▶ Problem statement
Go through the data below. Pull out every line that has the word "kesalahan".

++++ Exercise input

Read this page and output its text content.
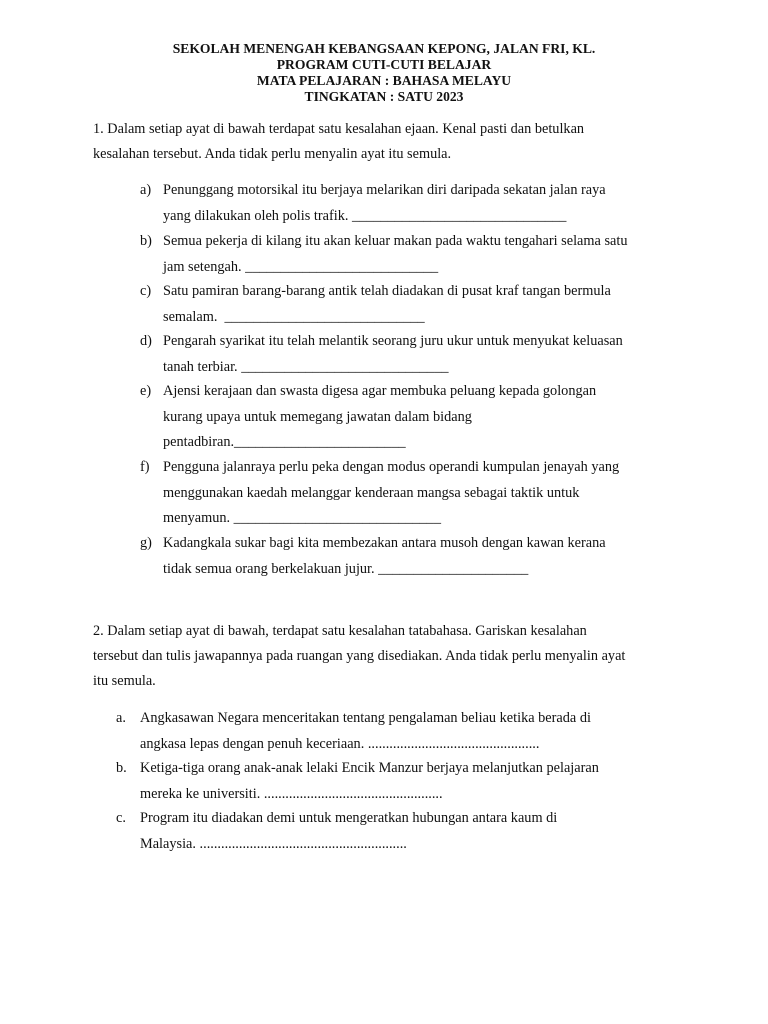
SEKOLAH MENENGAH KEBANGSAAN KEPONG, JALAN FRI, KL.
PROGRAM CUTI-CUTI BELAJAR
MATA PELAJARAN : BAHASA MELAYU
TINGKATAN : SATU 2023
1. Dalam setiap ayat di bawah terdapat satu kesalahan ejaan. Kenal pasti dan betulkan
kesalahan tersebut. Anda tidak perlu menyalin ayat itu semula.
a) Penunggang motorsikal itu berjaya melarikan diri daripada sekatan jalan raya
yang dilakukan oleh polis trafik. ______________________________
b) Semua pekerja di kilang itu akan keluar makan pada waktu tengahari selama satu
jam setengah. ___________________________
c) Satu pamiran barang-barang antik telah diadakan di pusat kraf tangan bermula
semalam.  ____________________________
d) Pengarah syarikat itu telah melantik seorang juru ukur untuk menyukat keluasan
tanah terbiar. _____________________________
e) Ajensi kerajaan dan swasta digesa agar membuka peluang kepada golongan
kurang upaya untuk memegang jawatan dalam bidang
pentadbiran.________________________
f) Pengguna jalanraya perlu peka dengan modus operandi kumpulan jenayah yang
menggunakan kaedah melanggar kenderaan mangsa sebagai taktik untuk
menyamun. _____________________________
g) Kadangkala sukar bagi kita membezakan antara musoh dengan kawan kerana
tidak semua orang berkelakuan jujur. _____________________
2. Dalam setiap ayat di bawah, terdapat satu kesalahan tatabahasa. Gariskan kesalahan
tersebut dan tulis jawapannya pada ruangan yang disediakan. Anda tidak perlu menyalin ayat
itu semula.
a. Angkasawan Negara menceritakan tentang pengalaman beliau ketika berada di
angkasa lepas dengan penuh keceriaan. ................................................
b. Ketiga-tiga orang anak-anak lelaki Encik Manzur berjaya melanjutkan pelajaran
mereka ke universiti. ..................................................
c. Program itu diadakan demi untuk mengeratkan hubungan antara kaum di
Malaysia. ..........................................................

++++++++

▶ The output
1. Dalam setiap ayat di bawah terdapat satu kesalahan ejaan. Kenal pasti dan betulkan
kesalahan tersebut. Anda tidak perlu menyalin ayat itu semula.
2. Dalam setiap ayat di bawah, terdapat satu kesalahan tatabahasa. Gariskan kesalahan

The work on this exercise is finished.